Records about charts and figures —
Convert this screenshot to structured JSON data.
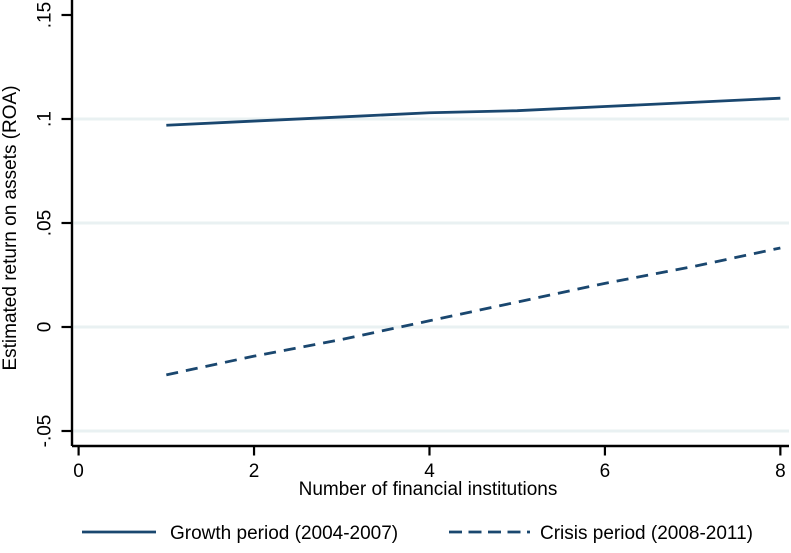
{
  "chart_data": {
    "type": "line",
    "title": "",
    "xlabel": "Number of financial institutions",
    "ylabel": "Estimated return on assets (ROA)",
    "x": [
      1,
      2,
      3,
      4,
      5,
      6,
      7,
      8
    ],
    "series": [
      {
        "name": "Growth period (2004-2007)",
        "line_style": "solid",
        "values": [
          0.097,
          0.099,
          0.101,
          0.103,
          0.104,
          0.106,
          0.108,
          0.11
        ]
      },
      {
        "name": "Crisis period (2008-2011)",
        "line_style": "dashed",
        "values": [
          -0.023,
          -0.014,
          -0.006,
          0.003,
          0.012,
          0.021,
          0.029,
          0.038
        ]
      }
    ],
    "x_ticks": [
      {
        "value": 0,
        "label": "0"
      },
      {
        "value": 2,
        "label": "2"
      },
      {
        "value": 4,
        "label": "4"
      },
      {
        "value": 6,
        "label": "6"
      },
      {
        "value": 8,
        "label": "8"
      }
    ],
    "y_ticks": [
      {
        "value": -0.05,
        "label": "-.05",
        "grid": true
      },
      {
        "value": 0,
        "label": "0",
        "grid": true
      },
      {
        "value": 0.05,
        "label": ".05",
        "grid": true
      },
      {
        "value": 0.1,
        "label": ".1",
        "grid": true
      },
      {
        "value": 0.15,
        "label": ".15",
        "grid": false
      }
    ],
    "xlim": [
      -0.08,
      8.1
    ],
    "ylim": [
      -0.057,
      0.157
    ],
    "grid": "horizontal",
    "legend_position": "bottom",
    "line_color": "#1a476f",
    "grid_color": "#e9f1f2",
    "axis_color": "#000000",
    "background_color": "#ffffff"
  }
}
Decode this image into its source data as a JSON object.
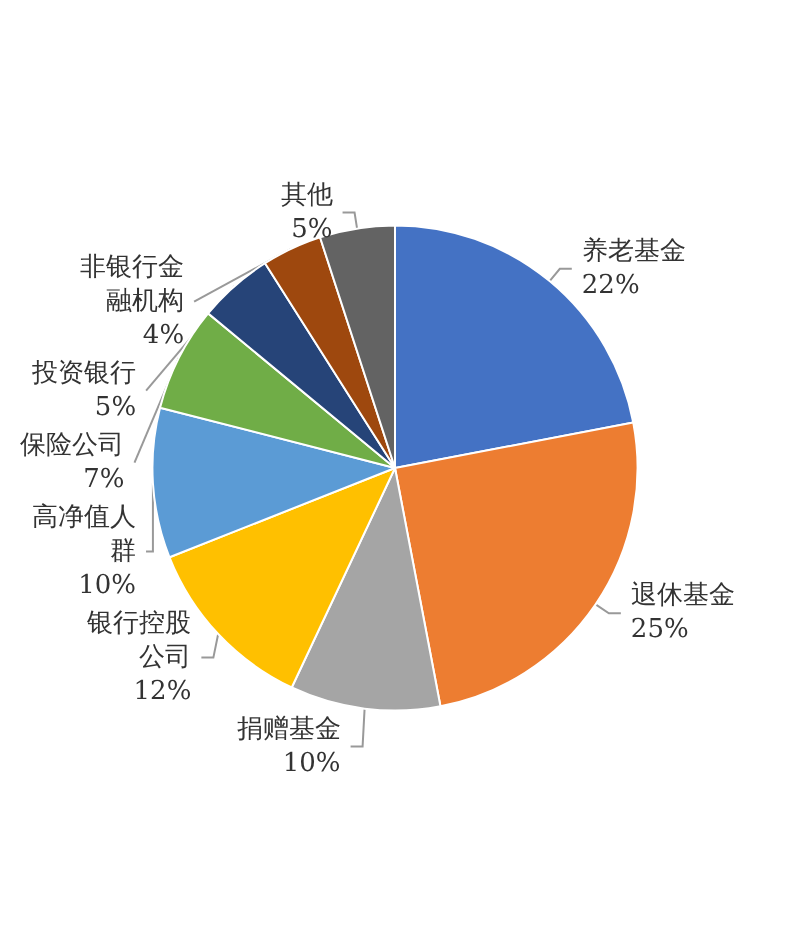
{
  "chart_data": {
    "type": "pie",
    "categories": [
      "养老基金",
      "退休基金",
      "捐赠基金",
      "银行控股公司",
      "高净值人群",
      "保险公司",
      "投资银行",
      "非银行金融机构",
      "其他"
    ],
    "values": [
      22,
      25,
      10,
      12,
      10,
      7,
      5,
      4,
      5
    ],
    "value_labels": [
      "22%",
      "25%",
      "10%",
      "12%",
      "10%",
      "7%",
      "5%",
      "4%",
      "5%"
    ],
    "colors": [
      "#4472c4",
      "#ed7d31",
      "#a5a5a5",
      "#ffc000",
      "#5b9bd5",
      "#70ad47",
      "#264478",
      "#9e480e",
      "#636363"
    ],
    "legend": false
  }
}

WORK TO COMPLETE —
Determine how many lines of the listing hold the word "this" and reply with that figure alone.

WRITTEN REPLY —
2